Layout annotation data
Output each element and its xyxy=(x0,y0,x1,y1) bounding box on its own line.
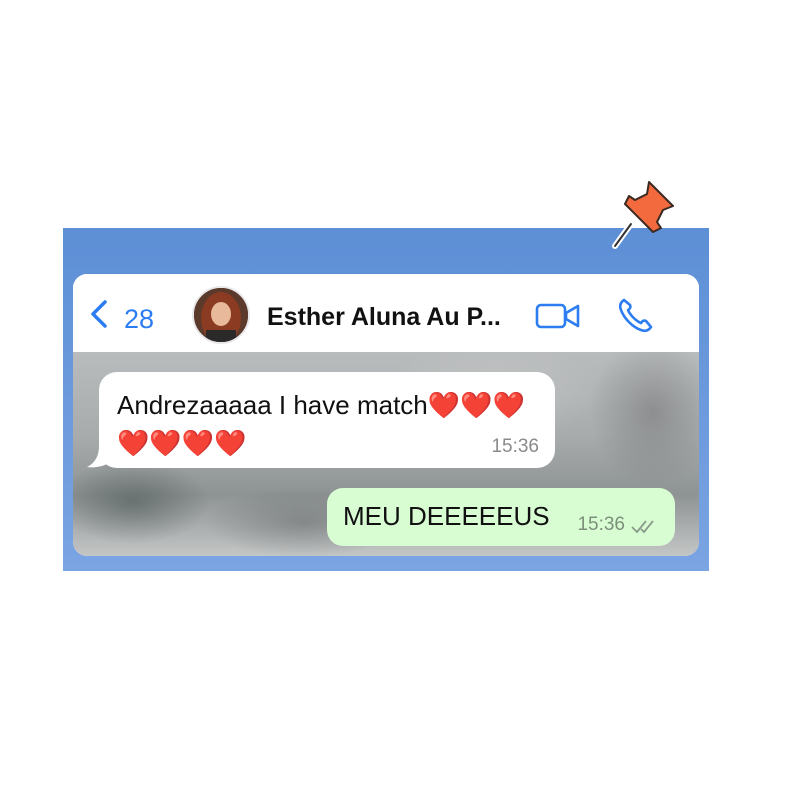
contact-name[interactable]: Esther Aluna Au P... xyxy=(267,303,501,332)
phone-icon[interactable] xyxy=(615,296,655,336)
chevron-left-icon[interactable] xyxy=(89,300,109,328)
unread-count[interactable]: 28 xyxy=(124,304,154,335)
incoming-message-bubble[interactable]: Andrezaaaaa I have match❤️❤️❤️❤️❤️❤️❤️ 1… xyxy=(99,372,555,468)
message-text: MEU DEEEEEUS xyxy=(343,501,550,531)
pushpin-icon xyxy=(612,181,674,249)
chat-window: 28 Esther Aluna Au P... Andrezaaaaa I ha… xyxy=(73,274,699,556)
chat-header: 28 Esther Aluna Au P... xyxy=(73,274,699,353)
message-text: Andrezaaaaa I have match❤️❤️❤️❤️❤️❤️❤️ xyxy=(117,390,525,458)
screenshot-frame: 28 Esther Aluna Au P... Andrezaaaaa I ha… xyxy=(63,228,709,571)
outgoing-message-bubble[interactable]: MEU DEEEEEUS 15:36 xyxy=(327,488,675,546)
avatar[interactable] xyxy=(192,286,250,344)
message-time: 15:36 xyxy=(491,436,539,457)
message-time: 15:36 xyxy=(577,514,625,535)
double-check-icon xyxy=(631,520,654,534)
video-camera-icon[interactable] xyxy=(535,302,581,330)
chat-area: Andrezaaaaa I have match❤️❤️❤️❤️❤️❤️❤️ 1… xyxy=(73,352,699,556)
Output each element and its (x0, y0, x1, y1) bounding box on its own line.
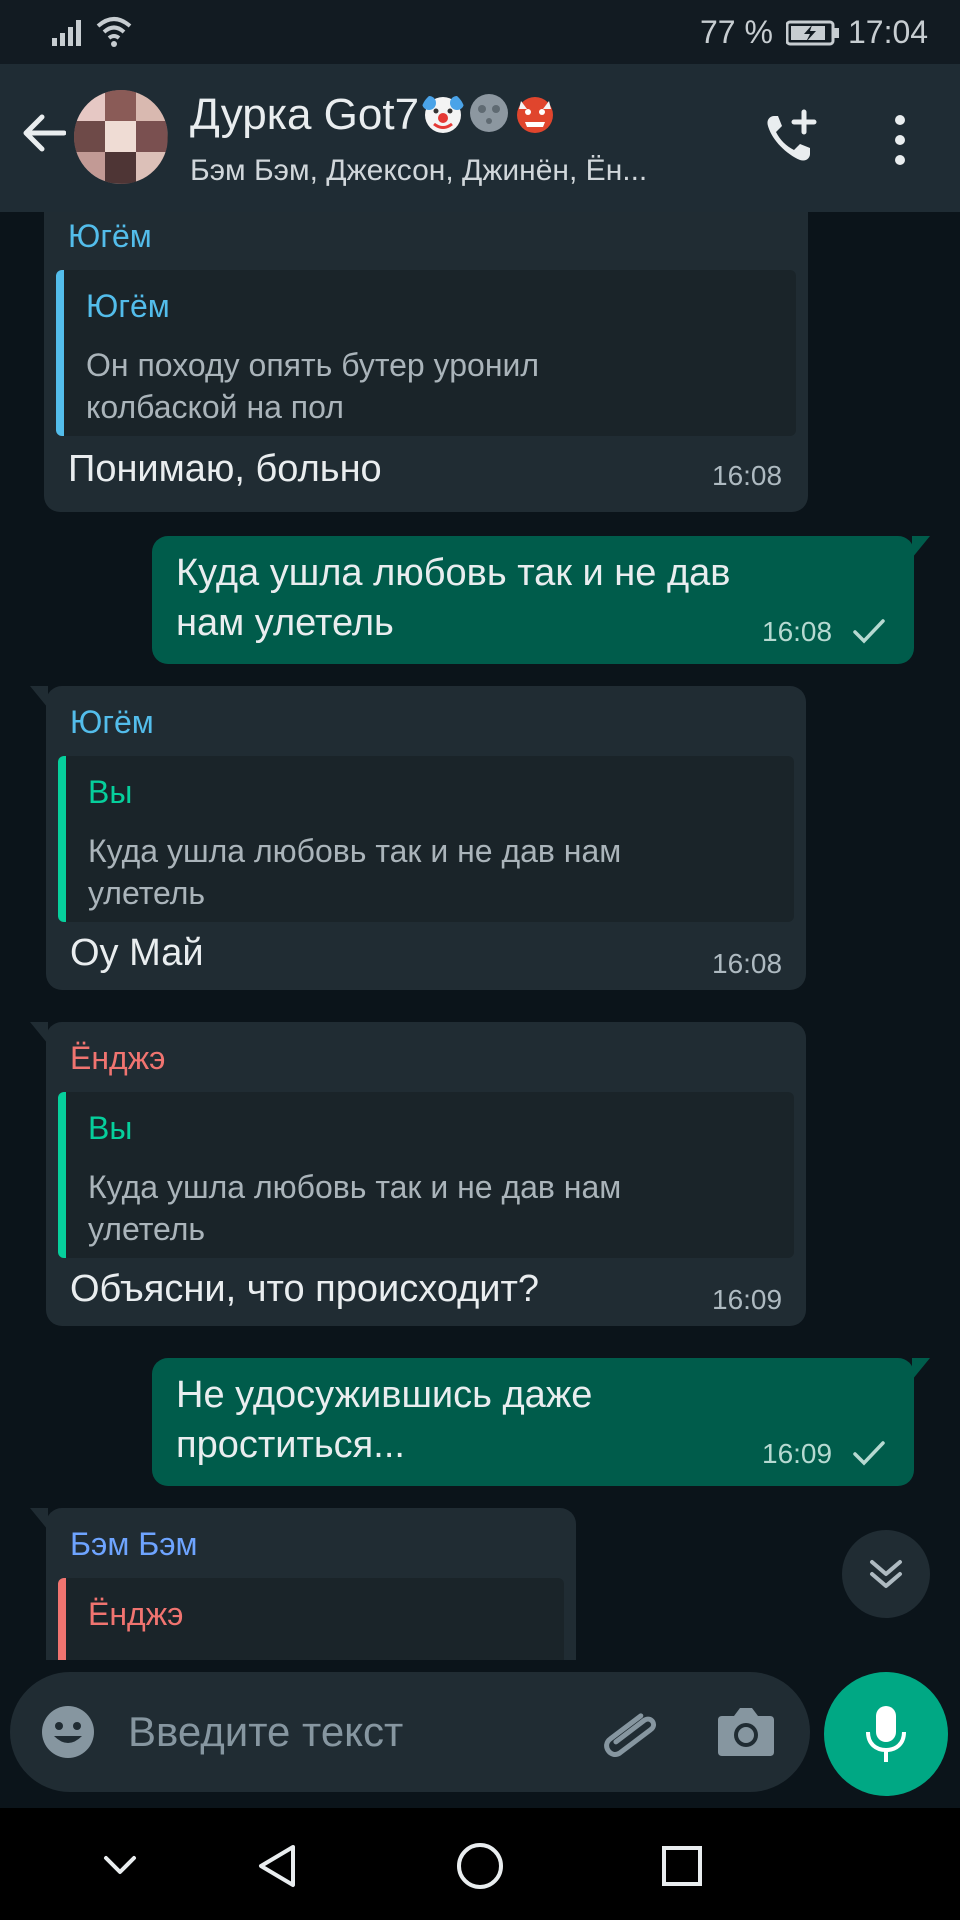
message-text: Не удосужившись даже проститься... (176, 1370, 592, 1470)
message-sender: Ёнджэ (70, 1040, 166, 1076)
paperclip-icon[interactable] (598, 1700, 660, 1762)
quote-line: улетель (88, 1211, 206, 1247)
quoted-message[interactable]: Вы Куда ушла любовь так и не дав нам уле… (58, 756, 794, 922)
nav-recents-button[interactable] (654, 1838, 710, 1894)
bubble-tail (912, 536, 930, 558)
camera-icon[interactable] (716, 1702, 776, 1760)
quote-author: Ёнджэ (88, 1596, 184, 1632)
message-bubble[interactable]: Бэм Бэм Ёнджэ (30, 1508, 576, 1660)
scroll-to-bottom-button[interactable] (842, 1530, 930, 1618)
battery-percent: 77 % (700, 14, 773, 50)
square-recents-icon (662, 1846, 702, 1886)
chat-title[interactable]: Дурка Got7 (190, 90, 557, 140)
message-sender: Югём (70, 704, 154, 740)
message-input[interactable] (128, 1702, 488, 1762)
message-time: 16:08 (712, 948, 783, 979)
message-time: 16:08 (762, 616, 833, 647)
quote-line: улетель (88, 875, 206, 911)
bubble-tail (30, 1508, 48, 1530)
message-bubble[interactable]: Куда ушла любовь так и не дав нам улетел… (152, 536, 930, 664)
message-line: Объясни, что происходит? (70, 1268, 540, 1310)
arrow-left-icon (23, 114, 66, 152)
quote-line: Он походу опять бутер уронил (86, 347, 540, 383)
triangle-back-icon (259, 1845, 295, 1887)
emoji-icon[interactable] (40, 1704, 96, 1760)
message-bubble[interactable]: Ёнджэ Вы Куда ушла любовь так и не дав н… (30, 1022, 806, 1326)
clown-face-emoji-icon (422, 96, 465, 133)
bubble-tail (30, 1022, 48, 1044)
back-button[interactable] (14, 104, 72, 162)
chat-title-text: Дурка Got7 (190, 90, 420, 139)
quoted-message[interactable]: Ёнджэ (58, 1578, 564, 1660)
quote-line: Куда ушла любовь так и не дав нам (88, 833, 622, 869)
battery-charging-icon (786, 20, 839, 46)
bubble-tail (912, 1358, 930, 1380)
message-text: Понимаю, больно (68, 444, 382, 494)
message-time: 16:09 (712, 1284, 783, 1315)
quote-bar (58, 1578, 66, 1660)
message-line: Оу Май (70, 932, 204, 974)
new-moon-face-emoji-icon (470, 94, 509, 132)
more-vert-icon (895, 115, 905, 165)
chat-screen: 77 % 17:04 Дурка Got7 Бэм Бэм, Джексон, … (0, 0, 960, 1920)
message-text: Оу Май (70, 928, 204, 978)
message-sender: Бэм Бэм (70, 1526, 198, 1562)
quote-text: Он походу опять бутер уронил колбаской н… (86, 344, 776, 428)
message-bubble[interactable]: Не удосужившись даже проститься... 16:09 (152, 1358, 930, 1486)
message-line: нам улетель (176, 602, 394, 644)
wifi-icon (96, 17, 132, 47)
double-chevron-down-icon (870, 1560, 902, 1588)
voice-message-button[interactable] (824, 1672, 948, 1796)
quote-author: Югём (86, 288, 170, 324)
quote-bar (58, 756, 66, 922)
quote-bar (58, 1092, 66, 1258)
nav-back-button[interactable] (250, 1838, 306, 1894)
message-line: Не удосужившись даже (176, 1374, 593, 1416)
sent-check-icon (853, 1441, 885, 1466)
message-line: Куда ушла любовь так и не дав (176, 552, 731, 594)
chat-participants[interactable]: Бэм Бэм, Джексон, Джинён, Ён... (190, 154, 647, 188)
message-bubble[interactable]: Югём Вы Куда ушла любовь так и не дав на… (30, 686, 806, 990)
message-bubble[interactable]: Югём Югём Он походу опять бутер уронил к… (44, 212, 808, 512)
quote-line: Куда ушла любовь так и не дав нам (88, 1169, 622, 1205)
signal-icon (52, 20, 81, 46)
quoted-message[interactable]: Югём Он походу опять бутер уронил колбас… (56, 270, 796, 436)
quoted-message[interactable]: Вы Куда ушла любовь так и не дав нам уле… (58, 1092, 794, 1258)
quote-line: колбаской на пол (86, 389, 344, 425)
message-sender: Югём (68, 218, 152, 254)
nav-home-button[interactable] (452, 1838, 508, 1894)
chevron-down-icon (104, 1856, 136, 1874)
message-time: 16:09 (762, 1438, 833, 1469)
sent-check-icon (853, 619, 885, 644)
chat-header: Дурка Got7 Бэм Бэм, Джексон, Джинён, Ён.… (0, 64, 960, 212)
ogre-emoji-icon (517, 97, 554, 133)
message-list[interactable]: Югём Югём Он походу опять бутер уронил к… (0, 212, 960, 1660)
phone-add-icon (767, 109, 817, 161)
message-composer (10, 1672, 810, 1792)
status-bar: 77 % 17:04 (0, 0, 960, 64)
message-text: Объясни, что происходит? (70, 1264, 539, 1314)
microphone-icon (866, 1706, 906, 1762)
system-nav-bar (0, 1808, 960, 1920)
clock: 17:04 (848, 14, 929, 50)
message-text: Куда ушла любовь так и не дав нам улетел… (176, 548, 730, 648)
quote-bar (56, 270, 64, 436)
bubble-tail (30, 686, 48, 708)
nav-collapse-button[interactable] (92, 1838, 148, 1894)
message-time: 16:08 (712, 460, 783, 491)
add-call-button[interactable] (760, 108, 820, 168)
message-line: проститься... (176, 1424, 405, 1466)
circle-home-icon (457, 1843, 503, 1889)
message-line: Понимаю, больно (68, 448, 382, 490)
quote-text: Куда ушла любовь так и не дав нам улетел… (88, 830, 778, 914)
quote-text: Куда ушла любовь так и не дав нам улетел… (88, 1166, 778, 1250)
more-options-button[interactable] (880, 112, 920, 168)
quote-author: Вы (88, 1110, 133, 1146)
group-avatar[interactable] (74, 90, 168, 184)
quote-author: Вы (88, 774, 133, 810)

• _To do_:
Repeat every line of the entries above word for word, leaving out the pictures.

• _Expected output_:
Output each element and its xyxy=(x0,y0,x1,y1) bounding box on its own line.
contact-name[interactable]: Esther Aluna Au P... xyxy=(267,303,501,332)
phone-icon[interactable] xyxy=(615,296,655,336)
chevron-left-icon[interactable] xyxy=(89,300,109,328)
unread-count[interactable]: 28 xyxy=(124,304,154,335)
incoming-message-bubble[interactable]: Andrezaaaaa I have match❤️❤️❤️❤️❤️❤️❤️ 1… xyxy=(99,372,555,468)
message-text: MEU DEEEEEUS xyxy=(343,501,550,531)
pushpin-icon xyxy=(612,181,674,249)
chat-window: 28 Esther Aluna Au P... Andrezaaaaa I ha… xyxy=(73,274,699,556)
chat-header: 28 Esther Aluna Au P... xyxy=(73,274,699,353)
message-text: Andrezaaaaa I have match❤️❤️❤️❤️❤️❤️❤️ xyxy=(117,390,525,458)
screenshot-frame: 28 Esther Aluna Au P... Andrezaaaaa I ha… xyxy=(63,228,709,571)
outgoing-message-bubble[interactable]: MEU DEEEEEUS 15:36 xyxy=(327,488,675,546)
avatar[interactable] xyxy=(192,286,250,344)
message-time: 15:36 xyxy=(491,436,539,457)
message-time: 15:36 xyxy=(577,514,625,535)
double-check-icon xyxy=(631,520,654,534)
video-camera-icon[interactable] xyxy=(535,302,581,330)
chat-area: Andrezaaaaa I have match❤️❤️❤️❤️❤️❤️❤️ 1… xyxy=(73,352,699,556)
Output each element and its (x0, y0, x1, y1) bounding box on its own line.
message-text: Не удосужившись даже проститься... (176, 1370, 592, 1470)
message-sender: Ёнджэ (70, 1040, 166, 1076)
paperclip-icon[interactable] (598, 1700, 660, 1762)
quote-line: улетель (88, 1211, 206, 1247)
quoted-message[interactable]: Вы Куда ушла любовь так и не дав нам уле… (58, 756, 794, 922)
nav-recents-button[interactable] (654, 1838, 710, 1894)
bubble-tail (912, 536, 930, 558)
camera-icon[interactable] (716, 1702, 776, 1760)
quote-author: Ёнджэ (88, 1596, 184, 1632)
message-bubble[interactable]: Бэм Бэм Ёнджэ (30, 1508, 576, 1660)
scroll-to-bottom-button[interactable] (842, 1530, 930, 1618)
battery-percent: 77 % (700, 14, 773, 50)
square-recents-icon (662, 1846, 702, 1886)
chat-title[interactable]: Дурка Got7 (190, 90, 557, 140)
message-sender: Югём (70, 704, 154, 740)
message-input[interactable] (128, 1702, 488, 1762)
message-time: 16:08 (712, 948, 783, 979)
message-time: 16:08 (762, 616, 833, 647)
quote-line: улетель (88, 875, 206, 911)
bubble-tail (30, 1508, 48, 1530)
message-bubble[interactable]: Куда ушла любовь так и не дав нам улетел… (152, 536, 930, 664)
message-line: Объясни, что происходит? (70, 1268, 540, 1310)
arrow-left-icon (23, 114, 66, 152)
quote-line: Он походу опять бутер уронил (86, 347, 540, 383)
triangle-back-icon (259, 1845, 295, 1887)
emoji-icon[interactable] (40, 1704, 96, 1760)
message-bubble[interactable]: Ёнджэ Вы Куда ушла любовь так и не дав н… (30, 1022, 806, 1326)
clown-face-emoji-icon (422, 96, 465, 133)
bubble-tail (30, 1022, 48, 1044)
back-button[interactable] (14, 104, 72, 162)
chat-title-text: Дурка Got7 (190, 90, 420, 139)
quoted-message[interactable]: Ёнджэ (58, 1578, 564, 1660)
quote-line: Куда ушла любовь так и не дав нам (88, 833, 622, 869)
battery-charging-icon (786, 20, 839, 46)
bubble-tail (912, 1358, 930, 1380)
message-text: Понимаю, больно (68, 444, 382, 494)
message-time: 16:09 (712, 1284, 783, 1315)
quote-bar (58, 1578, 66, 1660)
message-line: Оу Май (70, 932, 204, 974)
new-moon-face-emoji-icon (470, 94, 509, 132)
more-vert-icon (895, 115, 905, 165)
chat-screen: 77 % 17:04 Дурка Got7 Бэм Бэм, Джексон, … (0, 0, 960, 1920)
message-text: Оу Май (70, 928, 204, 978)
message-sender: Бэм Бэм (70, 1526, 198, 1562)
quote-text: Он походу опять бутер уронил колбаской н… (86, 344, 776, 428)
message-bubble[interactable]: Не удосужившись даже проститься... 16:09 (152, 1358, 930, 1486)
message-line: нам улетель (176, 602, 394, 644)
wifi-icon (96, 17, 132, 47)
double-chevron-down-icon (870, 1560, 902, 1588)
voice-message-button[interactable] (824, 1672, 948, 1796)
quote-author: Югём (86, 288, 170, 324)
quote-bar (58, 756, 66, 922)
quote-bar (58, 1092, 66, 1258)
nav-back-button[interactable] (250, 1838, 306, 1894)
message-line: Не удосужившись даже (176, 1374, 593, 1416)
sent-check-icon (853, 1441, 885, 1466)
message-line: Куда ушла любовь так и не дав (176, 552, 731, 594)
chat-participants[interactable]: Бэм Бэм, Джексон, Джинён, Ён... (190, 154, 647, 188)
message-bubble[interactable]: Югём Вы Куда ушла любовь так и не дав на… (30, 686, 806, 990)
message-bubble[interactable]: Югём Югём Он походу опять бутер уронил к… (44, 212, 808, 512)
quote-line: Куда ушла любовь так и не дав нам (88, 1169, 622, 1205)
signal-icon (52, 20, 81, 46)
quoted-message[interactable]: Югём Он походу опять бутер уронил колбас… (56, 270, 796, 436)
quoted-message[interactable]: Вы Куда ушла любовь так и не дав нам уле… (58, 1092, 794, 1258)
quote-line: колбаской на пол (86, 389, 344, 425)
message-sender: Югём (68, 218, 152, 254)
nav-home-button[interactable] (452, 1838, 508, 1894)
chevron-down-icon (104, 1856, 136, 1874)
message-time: 16:09 (762, 1438, 833, 1469)
sent-check-icon (853, 619, 885, 644)
chat-header: Дурка Got7 Бэм Бэм, Джексон, Джинён, Ён.… (0, 64, 960, 212)
ogre-emoji-icon (517, 97, 554, 133)
message-list[interactable]: Югём Югём Он походу опять бутер уронил к… (0, 212, 960, 1660)
phone-add-icon (767, 109, 817, 161)
message-composer (10, 1672, 810, 1792)
status-bar: 77 % 17:04 (0, 0, 960, 64)
message-text: Объясни, что происходит? (70, 1264, 539, 1314)
microphone-icon (866, 1706, 906, 1762)
system-nav-bar (0, 1808, 960, 1920)
clock: 17:04 (848, 14, 929, 50)
message-text: Куда ушла любовь так и не дав нам улетел… (176, 548, 730, 648)
quote-bar (56, 270, 64, 436)
bubble-tail (30, 686, 48, 708)
nav-collapse-button[interactable] (92, 1838, 148, 1894)
message-time: 16:08 (712, 460, 783, 491)
add-call-button[interactable] (760, 108, 820, 168)
message-line: проститься... (176, 1424, 405, 1466)
circle-home-icon (457, 1843, 503, 1889)
message-line: Понимаю, больно (68, 448, 382, 490)
quote-text: Куда ушла любовь так и не дав нам улетел… (88, 830, 778, 914)
quote-text: Куда ушла любовь так и не дав нам улетел… (88, 1166, 778, 1250)
more-options-button[interactable] (880, 112, 920, 168)
quote-author: Вы (88, 1110, 133, 1146)
group-avatar[interactable] (74, 90, 168, 184)
quote-author: Вы (88, 774, 133, 810)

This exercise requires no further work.